# THE TASK
Check each line of the listing, and copy it if it contains the word "έχουν".

-- Begin SUPPLIED DATA --

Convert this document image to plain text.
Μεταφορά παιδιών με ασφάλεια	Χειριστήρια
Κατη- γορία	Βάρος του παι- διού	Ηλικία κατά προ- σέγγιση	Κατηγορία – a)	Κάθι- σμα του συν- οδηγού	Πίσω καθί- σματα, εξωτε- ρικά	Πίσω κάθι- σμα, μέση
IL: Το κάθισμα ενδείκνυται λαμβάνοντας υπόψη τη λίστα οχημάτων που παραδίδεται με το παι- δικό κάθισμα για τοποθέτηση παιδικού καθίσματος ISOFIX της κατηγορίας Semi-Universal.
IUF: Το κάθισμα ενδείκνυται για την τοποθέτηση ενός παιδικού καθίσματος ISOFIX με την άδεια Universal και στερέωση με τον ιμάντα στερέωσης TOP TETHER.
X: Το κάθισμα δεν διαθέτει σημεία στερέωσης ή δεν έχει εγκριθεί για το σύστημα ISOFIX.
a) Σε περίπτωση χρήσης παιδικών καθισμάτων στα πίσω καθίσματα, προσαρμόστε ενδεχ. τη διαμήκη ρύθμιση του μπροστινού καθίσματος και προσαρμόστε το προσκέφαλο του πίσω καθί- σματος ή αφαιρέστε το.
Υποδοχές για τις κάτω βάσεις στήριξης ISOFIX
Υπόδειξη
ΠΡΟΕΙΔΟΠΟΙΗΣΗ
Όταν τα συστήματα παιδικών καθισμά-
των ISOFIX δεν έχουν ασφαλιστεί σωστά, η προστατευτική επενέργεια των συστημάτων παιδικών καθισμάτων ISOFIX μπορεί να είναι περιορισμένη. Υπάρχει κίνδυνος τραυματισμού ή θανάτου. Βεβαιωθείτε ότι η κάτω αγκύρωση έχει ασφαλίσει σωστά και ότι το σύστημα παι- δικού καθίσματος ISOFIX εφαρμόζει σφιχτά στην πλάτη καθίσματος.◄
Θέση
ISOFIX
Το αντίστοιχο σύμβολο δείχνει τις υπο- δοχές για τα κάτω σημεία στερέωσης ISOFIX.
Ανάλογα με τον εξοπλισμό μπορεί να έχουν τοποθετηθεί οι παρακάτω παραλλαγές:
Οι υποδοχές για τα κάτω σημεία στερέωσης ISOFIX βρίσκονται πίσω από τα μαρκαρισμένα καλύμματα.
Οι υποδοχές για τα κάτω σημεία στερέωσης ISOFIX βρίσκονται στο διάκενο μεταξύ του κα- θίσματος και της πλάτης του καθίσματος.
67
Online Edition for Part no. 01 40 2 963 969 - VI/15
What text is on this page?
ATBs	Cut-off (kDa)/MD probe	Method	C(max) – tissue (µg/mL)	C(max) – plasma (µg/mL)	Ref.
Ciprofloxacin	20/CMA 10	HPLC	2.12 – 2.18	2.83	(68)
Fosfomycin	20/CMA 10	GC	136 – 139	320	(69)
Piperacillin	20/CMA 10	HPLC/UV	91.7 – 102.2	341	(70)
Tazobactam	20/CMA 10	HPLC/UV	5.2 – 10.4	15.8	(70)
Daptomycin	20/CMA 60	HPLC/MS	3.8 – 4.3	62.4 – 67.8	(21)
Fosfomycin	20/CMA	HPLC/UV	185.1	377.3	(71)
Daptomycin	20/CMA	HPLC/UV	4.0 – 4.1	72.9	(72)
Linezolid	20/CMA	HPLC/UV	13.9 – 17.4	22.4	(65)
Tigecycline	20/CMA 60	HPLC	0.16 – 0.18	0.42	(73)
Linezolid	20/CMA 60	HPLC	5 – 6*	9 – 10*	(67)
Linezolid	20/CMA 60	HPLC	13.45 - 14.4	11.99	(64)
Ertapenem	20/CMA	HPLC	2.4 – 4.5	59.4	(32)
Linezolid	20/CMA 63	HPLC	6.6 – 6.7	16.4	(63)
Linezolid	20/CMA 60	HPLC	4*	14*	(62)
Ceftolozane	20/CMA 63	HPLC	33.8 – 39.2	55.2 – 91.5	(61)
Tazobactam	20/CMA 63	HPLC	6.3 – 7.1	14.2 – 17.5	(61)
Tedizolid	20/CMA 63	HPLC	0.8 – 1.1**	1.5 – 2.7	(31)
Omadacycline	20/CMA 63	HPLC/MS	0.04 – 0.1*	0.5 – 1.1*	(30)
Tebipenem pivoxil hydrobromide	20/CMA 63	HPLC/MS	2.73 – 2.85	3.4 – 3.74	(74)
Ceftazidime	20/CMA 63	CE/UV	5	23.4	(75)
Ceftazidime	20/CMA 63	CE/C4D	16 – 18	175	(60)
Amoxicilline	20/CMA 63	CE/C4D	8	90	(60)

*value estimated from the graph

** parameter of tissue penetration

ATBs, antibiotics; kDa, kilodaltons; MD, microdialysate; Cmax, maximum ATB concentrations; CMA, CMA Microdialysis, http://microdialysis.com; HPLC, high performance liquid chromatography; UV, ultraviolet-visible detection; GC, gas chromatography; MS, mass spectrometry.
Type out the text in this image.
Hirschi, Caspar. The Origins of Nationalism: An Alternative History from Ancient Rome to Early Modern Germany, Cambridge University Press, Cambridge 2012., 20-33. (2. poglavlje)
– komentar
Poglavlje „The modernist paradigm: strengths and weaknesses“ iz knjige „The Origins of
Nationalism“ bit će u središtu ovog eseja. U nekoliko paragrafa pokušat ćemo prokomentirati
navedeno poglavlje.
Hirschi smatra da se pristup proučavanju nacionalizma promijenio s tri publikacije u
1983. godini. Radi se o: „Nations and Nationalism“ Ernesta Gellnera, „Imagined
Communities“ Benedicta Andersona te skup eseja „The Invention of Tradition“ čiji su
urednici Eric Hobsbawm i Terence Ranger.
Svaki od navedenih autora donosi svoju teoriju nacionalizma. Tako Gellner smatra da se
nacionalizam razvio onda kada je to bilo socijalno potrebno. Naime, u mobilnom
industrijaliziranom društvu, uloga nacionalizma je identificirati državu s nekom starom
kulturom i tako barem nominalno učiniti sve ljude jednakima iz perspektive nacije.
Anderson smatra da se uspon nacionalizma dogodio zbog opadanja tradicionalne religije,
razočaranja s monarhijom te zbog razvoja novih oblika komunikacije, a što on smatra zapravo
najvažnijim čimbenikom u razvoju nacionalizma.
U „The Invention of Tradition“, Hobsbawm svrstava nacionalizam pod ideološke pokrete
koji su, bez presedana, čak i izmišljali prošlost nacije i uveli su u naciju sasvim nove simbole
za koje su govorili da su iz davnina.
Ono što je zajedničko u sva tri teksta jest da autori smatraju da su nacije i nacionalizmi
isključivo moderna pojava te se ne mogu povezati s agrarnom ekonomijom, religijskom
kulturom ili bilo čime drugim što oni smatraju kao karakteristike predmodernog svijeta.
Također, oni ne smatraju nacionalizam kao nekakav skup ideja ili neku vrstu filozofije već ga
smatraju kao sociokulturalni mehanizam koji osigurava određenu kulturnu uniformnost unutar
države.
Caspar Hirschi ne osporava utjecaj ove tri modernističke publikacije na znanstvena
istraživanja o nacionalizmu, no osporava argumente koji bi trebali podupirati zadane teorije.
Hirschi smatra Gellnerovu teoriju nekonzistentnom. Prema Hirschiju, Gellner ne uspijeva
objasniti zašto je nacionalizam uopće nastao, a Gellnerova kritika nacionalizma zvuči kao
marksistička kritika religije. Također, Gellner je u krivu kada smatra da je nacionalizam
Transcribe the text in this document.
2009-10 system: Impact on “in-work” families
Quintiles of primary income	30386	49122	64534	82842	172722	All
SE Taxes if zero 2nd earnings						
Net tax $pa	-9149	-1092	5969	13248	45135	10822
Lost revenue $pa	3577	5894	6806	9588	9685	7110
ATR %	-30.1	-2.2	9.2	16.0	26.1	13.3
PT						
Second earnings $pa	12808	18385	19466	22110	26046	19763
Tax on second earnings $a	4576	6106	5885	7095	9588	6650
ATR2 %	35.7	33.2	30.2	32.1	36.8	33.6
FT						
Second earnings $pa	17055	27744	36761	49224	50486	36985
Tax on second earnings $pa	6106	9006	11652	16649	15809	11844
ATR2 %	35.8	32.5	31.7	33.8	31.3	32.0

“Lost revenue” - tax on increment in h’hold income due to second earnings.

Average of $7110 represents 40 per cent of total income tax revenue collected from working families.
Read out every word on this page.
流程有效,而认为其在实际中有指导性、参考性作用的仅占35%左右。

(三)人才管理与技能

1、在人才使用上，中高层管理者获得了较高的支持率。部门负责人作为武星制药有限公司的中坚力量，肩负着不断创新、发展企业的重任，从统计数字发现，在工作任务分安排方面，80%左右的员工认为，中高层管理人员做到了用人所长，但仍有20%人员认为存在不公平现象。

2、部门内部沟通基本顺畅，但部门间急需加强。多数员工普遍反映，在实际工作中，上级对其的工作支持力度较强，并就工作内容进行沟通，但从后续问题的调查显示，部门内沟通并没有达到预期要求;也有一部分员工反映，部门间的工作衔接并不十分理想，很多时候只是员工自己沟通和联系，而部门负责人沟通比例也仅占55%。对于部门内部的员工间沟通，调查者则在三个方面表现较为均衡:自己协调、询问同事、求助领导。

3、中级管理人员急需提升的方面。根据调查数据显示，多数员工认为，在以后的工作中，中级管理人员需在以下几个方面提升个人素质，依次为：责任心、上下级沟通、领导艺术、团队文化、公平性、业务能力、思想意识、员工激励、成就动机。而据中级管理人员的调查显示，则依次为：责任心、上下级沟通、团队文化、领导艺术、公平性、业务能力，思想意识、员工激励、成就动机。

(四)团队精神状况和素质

-- End SUPPLIED DATA --

# TASK SOLUTION
των ISOFIX δεν έχουν ασφαλιστεί σωστά, η προστατευτική επενέργεια των συστημάτων παιδικών καθισμάτων ISOFIX μπορεί να είναι περιορισμένη. Υπάρχει κίνδυνος τραυματισμού ή θανάτου. Βεβαιωθείτε ότι η κάτω αγκύρωση έχει ασφαλίσει σωστά και ότι το σύστημα παι- δικού καθίσματος ISOFIX εφαρμόζει σφιχτά στην πλάτη καθίσματος.◄
Ανάλογα με τον εξοπλισμό μπορεί να έχουν τοποθετηθεί οι παρακάτω παραλλαγές:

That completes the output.